• Mise en pratique
- A) Veuillez recopier à l'identique le passage de l'article sur l'enquête de Créteil qui commence à "La garde à vue" et se termine à "sur les circonstances.".
- B) Pour chaque affirmation, indiquez si elle concorde avec l'article sur l'enquête de Créteil, par oui ou non, en citant mot pour mot les termes décisifs : (i) les faits présumés remonteraient à la fin de 2023 et au début de 2024 ; (ii) l'âge précis de la victime a été confirmé par les sources citées ; (iii) l'article source détaille les circonstances des violences.
- C) Rédigez la suite de l'article sur l'enquête de Créteil, à partir de sa dernière phrase.

• Texte présenté
▬▬▬

Le parquet de Créteil indique que les mis en cause étaient mineurs au moment des faits présumés. Leurs âges exacts, comme celui précis de la victime, n’ont pas été confirmés par les sources citées.
La garde à vue s’inscrit dans une enquête ouverte pour des faits d’une particulière gravité. À ce stade, les personnes concernées sont suspectées : seule la justice pourra établir les responsabilités pénales.
### Des faits présumés datant de 2023 et 2024
D’après les premiers éléments communiqués par le ministère public, les faits remonteraient à la fin de l’année 2023 et au début de l’année 2024. L’enquête concerne une mineure de moins de 15 ans, selon une source policière.

Les éléments rapportés à ce stade évoquent des violences sexuelles répétées. L’article source précise que la victime aurait été violée régulièrement, sans donner davantage de détails sur les circonstances.
Aucune information supplémentaire n’a été communiquée sur le déroulement exact des faits présumés. Dans ce type de dossier, la chronologie est un élément central de l’enquête, notamment pour confronter les déclarations, les preuves matérielles et les données numériques.

▬▬▬

• Entrées extraites

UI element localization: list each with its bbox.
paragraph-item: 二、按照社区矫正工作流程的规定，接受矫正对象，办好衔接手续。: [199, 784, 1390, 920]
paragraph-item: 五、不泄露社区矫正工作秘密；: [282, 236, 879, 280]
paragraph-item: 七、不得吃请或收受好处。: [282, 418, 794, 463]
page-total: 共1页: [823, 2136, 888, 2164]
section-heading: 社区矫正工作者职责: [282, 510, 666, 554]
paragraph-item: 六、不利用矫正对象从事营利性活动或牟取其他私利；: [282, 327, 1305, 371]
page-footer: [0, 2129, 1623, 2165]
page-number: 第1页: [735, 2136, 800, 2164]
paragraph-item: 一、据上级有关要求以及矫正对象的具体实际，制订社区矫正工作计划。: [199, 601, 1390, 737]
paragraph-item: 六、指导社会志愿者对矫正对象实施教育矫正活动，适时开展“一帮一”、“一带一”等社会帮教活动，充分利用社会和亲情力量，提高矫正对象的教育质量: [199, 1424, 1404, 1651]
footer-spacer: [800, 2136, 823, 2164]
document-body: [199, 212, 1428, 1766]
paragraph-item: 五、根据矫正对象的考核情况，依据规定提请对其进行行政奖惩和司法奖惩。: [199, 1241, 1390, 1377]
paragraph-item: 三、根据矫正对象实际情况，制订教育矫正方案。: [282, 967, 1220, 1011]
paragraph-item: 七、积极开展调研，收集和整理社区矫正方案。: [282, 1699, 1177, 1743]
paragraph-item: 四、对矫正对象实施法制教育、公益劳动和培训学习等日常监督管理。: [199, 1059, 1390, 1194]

▬▬▬

• Réponses dans l'ordre
- A)
La garde à vue s’inscrit dans une enquête ouverte pour des faits d’une particulière gravité. À ce stade, les personnes concernées sont suspectées : seule la justice pourra établir les responsabilités pénales.
### Des faits présumés datant de 2023 et 2024
D’après les premiers éléments communiqués par le ministère public, les faits remonteraient à la fin de l’année 2023 et au début de l’année 2024. L’enquête concerne une mineure de moins de 15 ans, selon une source policière.

Les éléments rapportés à ce stade évoquent des violences sexuelles répétées. L’article source précise que la victime aurait été violée régulièrement, sans donner davantage de détails sur les circonstances.

- B)
(i) Oui : « les faits remonteraient à la fin de l’année 2023 et au début de l’année 2024 ».
(ii) Non : « Leurs âges exacts, comme celui précis de la victime, n’ont pas été confirmés par les sources citées. »
(iii) Non : « sans donner davantage de détails sur les circonstances ».

- C)
### Des vidéos au cœur de l’enquête
Les qualifications mentionnées par le parquet sont viols en réunion, captation et diffusion d’images pornographiques d’une mineure. Les enquêteurs cherchent donc à établir non seulement les violences présumées, mais aussi la manière dont elles auraient été filmées puis partagées.

La diffusion de vidéos donne à l’affaire une dimension numérique importante. Les investigations peuvent porter sur les téléphones, les comptes utilisés, les échanges entre mis en cause et la circulation éventuelle des fichiers.
L’enjeu de sécurité numérique est ici concret : lorsqu’une vidéo impliquant une mineure circule, les enquêteurs doivent tenter d’identifier les détenteurs des images et d’empêcher leur propagation. Aucun détail n’a toutefois été communiqué sur les supports ou plateformes concernés.